* **Supplied information**:
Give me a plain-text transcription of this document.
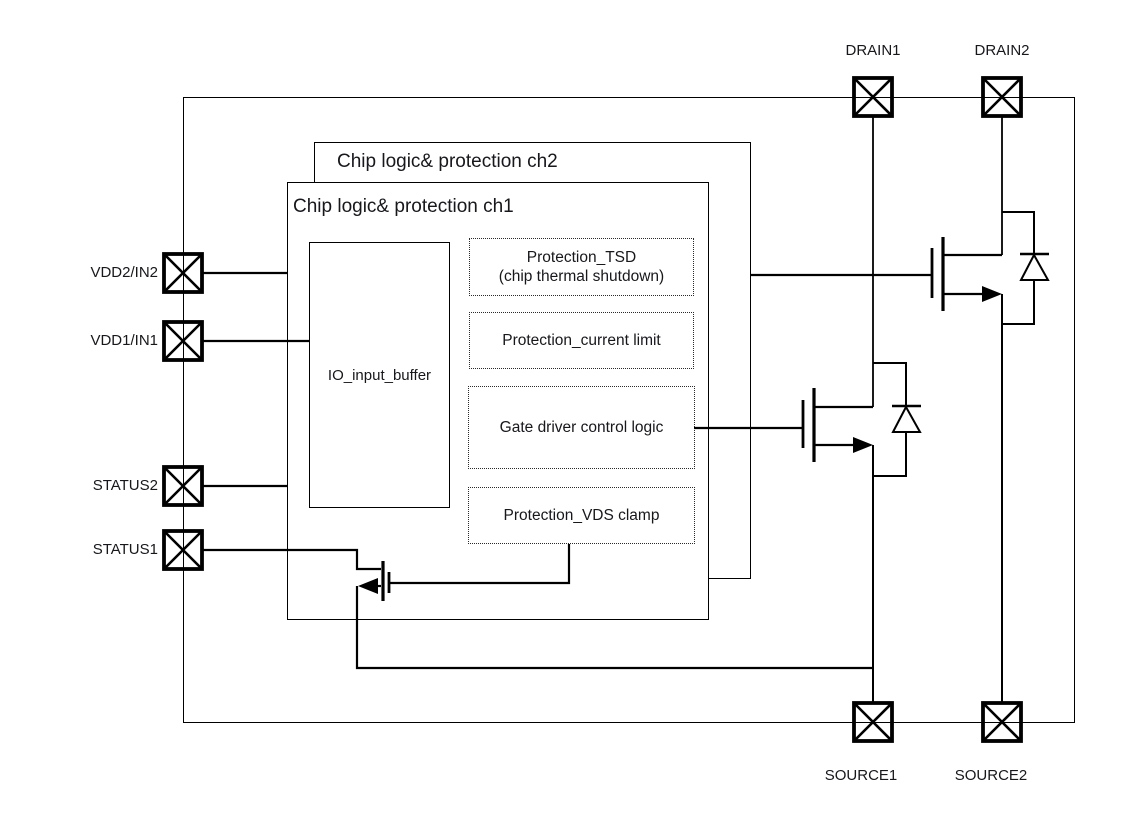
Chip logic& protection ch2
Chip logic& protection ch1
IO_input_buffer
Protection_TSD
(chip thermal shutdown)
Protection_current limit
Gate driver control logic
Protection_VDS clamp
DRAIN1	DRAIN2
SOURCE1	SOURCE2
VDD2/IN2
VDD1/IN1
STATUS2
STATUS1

* **Directions**: Transcribe the entries above verbatim, omitting their pictures.

* **Written answer**:
Give me a plain-text transcription of this document.
Chip logic& protection ch2
Chip logic& protection ch1
IO_input_buffer
Protection_TSD
(chip thermal shutdown)
Protection_current limit
Gate driver control logic
Protection_VDS clamp
DRAIN1	DRAIN2
SOURCE1	SOURCE2
VDD2/IN2
VDD1/IN1
STATUS2
STATUS1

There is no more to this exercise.